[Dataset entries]

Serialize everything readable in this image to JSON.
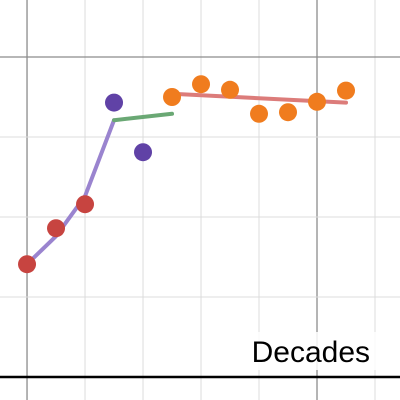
{
  "chart_data": {
    "type": "scatter",
    "x_label": "Decades",
    "xlim": [
      -0.466,
      6.431
    ],
    "ylim": [
      -0.2875,
      4.7125
    ],
    "xticks": [
      0,
      1,
      2,
      3,
      4,
      5,
      6
    ],
    "yticks": [
      0,
      1,
      2,
      3,
      4
    ],
    "major_xticks": [
      0,
      5
    ],
    "major_yticks": [
      4
    ],
    "grid": true,
    "series": [
      {
        "kind": "line",
        "color": "#9a84cf",
        "x": [
          0,
          0.5,
          1,
          1.5
        ],
        "values": [
          1.41,
          1.76,
          2.26,
          3.21
        ]
      },
      {
        "kind": "line",
        "color": "#6aa874",
        "x": [
          1.5,
          2.5
        ],
        "values": [
          3.21,
          3.29
        ]
      },
      {
        "kind": "line",
        "color": "#dc7c7a",
        "x": [
          2.5,
          5.5
        ],
        "values": [
          3.54,
          3.43
        ]
      },
      {
        "kind": "scatter",
        "color": "#c74440",
        "x": [
          0,
          0.5,
          1
        ],
        "values": [
          1.41,
          1.86,
          2.16
        ]
      },
      {
        "kind": "scatter",
        "color": "#6042a6",
        "x": [
          1.5,
          2
        ],
        "values": [
          3.43,
          2.81
        ]
      },
      {
        "kind": "scatter",
        "color": "#f07c1e",
        "x": [
          2.5,
          3,
          3.5,
          4,
          4.5,
          5,
          5.5
        ],
        "values": [
          3.5,
          3.66,
          3.59,
          3.29,
          3.31,
          3.44,
          3.58
        ]
      }
    ]
  }
}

» **Task to complete**
Repeat the material above in full and exactly, omitting the pictures.

» **Written solution**
Serialize everything readable in this image to JSON.
{
  "chart_data": {
    "type": "scatter",
    "x_label": "Decades",
    "xlim": [
      -0.466,
      6.431
    ],
    "ylim": [
      -0.2875,
      4.7125
    ],
    "xticks": [
      0,
      1,
      2,
      3,
      4,
      5,
      6
    ],
    "yticks": [
      0,
      1,
      2,
      3,
      4
    ],
    "major_xticks": [
      0,
      5
    ],
    "major_yticks": [
      4
    ],
    "grid": true,
    "series": [
      {
        "kind": "line",
        "color": "#9a84cf",
        "x": [
          0,
          0.5,
          1,
          1.5
        ],
        "values": [
          1.41,
          1.76,
          2.26,
          3.21
        ]
      },
      {
        "kind": "line",
        "color": "#6aa874",
        "x": [
          1.5,
          2.5
        ],
        "values": [
          3.21,
          3.29
        ]
      },
      {
        "kind": "line",
        "color": "#dc7c7a",
        "x": [
          2.5,
          5.5
        ],
        "values": [
          3.54,
          3.43
        ]
      },
      {
        "kind": "scatter",
        "color": "#c74440",
        "x": [
          0,
          0.5,
          1
        ],
        "values": [
          1.41,
          1.86,
          2.16
        ]
      },
      {
        "kind": "scatter",
        "color": "#6042a6",
        "x": [
          1.5,
          2
        ],
        "values": [
          3.43,
          2.81
        ]
      },
      {
        "kind": "scatter",
        "color": "#f07c1e",
        "x": [
          2.5,
          3,
          3.5,
          4,
          4.5,
          5,
          5.5
        ],
        "values": [
          3.5,
          3.66,
          3.59,
          3.29,
          3.31,
          3.44,
          3.58
        ]
      }
    ]
  }
}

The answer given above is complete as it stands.